**** Task input ****
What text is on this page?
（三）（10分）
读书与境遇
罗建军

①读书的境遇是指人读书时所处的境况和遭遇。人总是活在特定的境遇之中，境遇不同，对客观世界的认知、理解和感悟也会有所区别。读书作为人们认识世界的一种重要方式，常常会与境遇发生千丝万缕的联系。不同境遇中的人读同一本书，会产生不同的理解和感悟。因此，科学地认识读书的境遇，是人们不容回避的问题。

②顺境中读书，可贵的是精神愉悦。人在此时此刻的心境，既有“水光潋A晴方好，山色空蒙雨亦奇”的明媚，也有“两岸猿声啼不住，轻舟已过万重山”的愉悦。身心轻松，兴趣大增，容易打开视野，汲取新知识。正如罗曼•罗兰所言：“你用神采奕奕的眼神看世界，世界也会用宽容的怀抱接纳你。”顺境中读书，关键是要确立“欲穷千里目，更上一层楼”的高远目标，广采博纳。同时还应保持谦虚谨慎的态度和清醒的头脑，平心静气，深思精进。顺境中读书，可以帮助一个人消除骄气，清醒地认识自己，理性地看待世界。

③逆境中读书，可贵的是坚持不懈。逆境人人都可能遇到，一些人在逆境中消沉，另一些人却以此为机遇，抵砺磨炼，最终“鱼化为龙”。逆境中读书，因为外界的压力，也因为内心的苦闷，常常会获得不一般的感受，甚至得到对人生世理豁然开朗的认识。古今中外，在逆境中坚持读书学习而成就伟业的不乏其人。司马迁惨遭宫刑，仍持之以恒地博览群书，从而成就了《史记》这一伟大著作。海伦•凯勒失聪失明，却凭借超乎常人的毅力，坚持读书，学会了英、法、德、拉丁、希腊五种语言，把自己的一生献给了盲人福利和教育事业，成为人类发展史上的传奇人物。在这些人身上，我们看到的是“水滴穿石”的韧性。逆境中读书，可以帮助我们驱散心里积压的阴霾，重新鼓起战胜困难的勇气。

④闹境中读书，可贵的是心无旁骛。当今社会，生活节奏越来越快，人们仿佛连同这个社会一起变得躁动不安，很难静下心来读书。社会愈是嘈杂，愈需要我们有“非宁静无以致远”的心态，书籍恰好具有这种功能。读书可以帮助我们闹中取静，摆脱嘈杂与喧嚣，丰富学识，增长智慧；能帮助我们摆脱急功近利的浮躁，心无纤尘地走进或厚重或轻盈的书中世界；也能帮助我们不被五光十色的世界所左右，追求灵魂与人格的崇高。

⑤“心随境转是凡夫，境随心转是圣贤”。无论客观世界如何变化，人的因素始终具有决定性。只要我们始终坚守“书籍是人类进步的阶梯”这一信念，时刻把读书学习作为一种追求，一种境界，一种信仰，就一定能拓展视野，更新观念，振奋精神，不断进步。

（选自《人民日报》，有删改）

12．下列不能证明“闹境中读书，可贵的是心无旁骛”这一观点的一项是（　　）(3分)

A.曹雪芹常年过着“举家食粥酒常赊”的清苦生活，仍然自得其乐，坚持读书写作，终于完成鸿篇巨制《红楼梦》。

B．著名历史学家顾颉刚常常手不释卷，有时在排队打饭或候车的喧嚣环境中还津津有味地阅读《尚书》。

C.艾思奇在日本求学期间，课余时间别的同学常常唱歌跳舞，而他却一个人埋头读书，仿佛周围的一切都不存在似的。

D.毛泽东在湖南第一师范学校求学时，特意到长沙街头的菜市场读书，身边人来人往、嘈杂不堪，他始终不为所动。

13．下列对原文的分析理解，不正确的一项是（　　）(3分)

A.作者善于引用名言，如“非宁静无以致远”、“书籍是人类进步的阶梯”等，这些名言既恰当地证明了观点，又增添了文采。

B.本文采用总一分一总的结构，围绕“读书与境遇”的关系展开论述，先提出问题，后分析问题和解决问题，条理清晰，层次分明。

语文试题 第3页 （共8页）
****
**Given request**
Write the complete data out, exactly as above.

**Expected output**
What text is on this page?
（三）（10分）
读书与境遇
罗建军

①读书的境遇是指人读书时所处的境况和遭遇。人总是活在特定的境遇之中，境遇不同，对客观世界的认知、理解和感悟也会有所区别。读书作为人们认识世界的一种重要方式，常常会与境遇发生千丝万缕的联系。不同境遇中的人读同一本书，会产生不同的理解和感悟。因此，科学地认识读书的境遇，是人们不容回避的问题。

②顺境中读书，可贵的是精神愉悦。人在此时此刻的心境，既有“水光潋A晴方好，山色空蒙雨亦奇”的明媚，也有“两岸猿声啼不住，轻舟已过万重山”的愉悦。身心轻松，兴趣大增，容易打开视野，汲取新知识。正如罗曼•罗兰所言：“你用神采奕奕的眼神看世界，世界也会用宽容的怀抱接纳你。”顺境中读书，关键是要确立“欲穷千里目，更上一层楼”的高远目标，广采博纳。同时还应保持谦虚谨慎的态度和清醒的头脑，平心静气，深思精进。顺境中读书，可以帮助一个人消除骄气，清醒地认识自己，理性地看待世界。

③逆境中读书，可贵的是坚持不懈。逆境人人都可能遇到，一些人在逆境中消沉，另一些人却以此为机遇，抵砺磨炼，最终“鱼化为龙”。逆境中读书，因为外界的压力，也因为内心的苦闷，常常会获得不一般的感受，甚至得到对人生世理豁然开朗的认识。古今中外，在逆境中坚持读书学习而成就伟业的不乏其人。司马迁惨遭宫刑，仍持之以恒地博览群书，从而成就了《史记》这一伟大著作。海伦•凯勒失聪失明，却凭借超乎常人的毅力，坚持读书，学会了英、法、德、拉丁、希腊五种语言，把自己的一生献给了盲人福利和教育事业，成为人类发展史上的传奇人物。在这些人身上，我们看到的是“水滴穿石”的韧性。逆境中读书，可以帮助我们驱散心里积压的阴霾，重新鼓起战胜困难的勇气。

④闹境中读书，可贵的是心无旁骛。当今社会，生活节奏越来越快，人们仿佛连同这个社会一起变得躁动不安，很难静下心来读书。社会愈是嘈杂，愈需要我们有“非宁静无以致远”的心态，书籍恰好具有这种功能。读书可以帮助我们闹中取静，摆脱嘈杂与喧嚣，丰富学识，增长智慧；能帮助我们摆脱急功近利的浮躁，心无纤尘地走进或厚重或轻盈的书中世界；也能帮助我们不被五光十色的世界所左右，追求灵魂与人格的崇高。

⑤“心随境转是凡夫，境随心转是圣贤”。无论客观世界如何变化，人的因素始终具有决定性。只要我们始终坚守“书籍是人类进步的阶梯”这一信念，时刻把读书学习作为一种追求，一种境界，一种信仰，就一定能拓展视野，更新观念，振奋精神，不断进步。

（选自《人民日报》，有删改）

12．下列不能证明“闹境中读书，可贵的是心无旁骛”这一观点的一项是（　　）(3分)

A.曹雪芹常年过着“举家食粥酒常赊”的清苦生活，仍然自得其乐，坚持读书写作，终于完成鸿篇巨制《红楼梦》。

B．著名历史学家顾颉刚常常手不释卷，有时在排队打饭或候车的喧嚣环境中还津津有味地阅读《尚书》。

C.艾思奇在日本求学期间，课余时间别的同学常常唱歌跳舞，而他却一个人埋头读书，仿佛周围的一切都不存在似的。

D.毛泽东在湖南第一师范学校求学时，特意到长沙街头的菜市场读书，身边人来人往、嘈杂不堪，他始终不为所动。

13．下列对原文的分析理解，不正确的一项是（　　）(3分)

A.作者善于引用名言，如“非宁静无以致远”、“书籍是人类进步的阶梯”等，这些名言既恰当地证明了观点，又增添了文采。

B.本文采用总一分一总的结构，围绕“读书与境遇”的关系展开论述，先提出问题，后分析问题和解决问题，条理清晰，层次分明。

语文试题 第3页 （共8页）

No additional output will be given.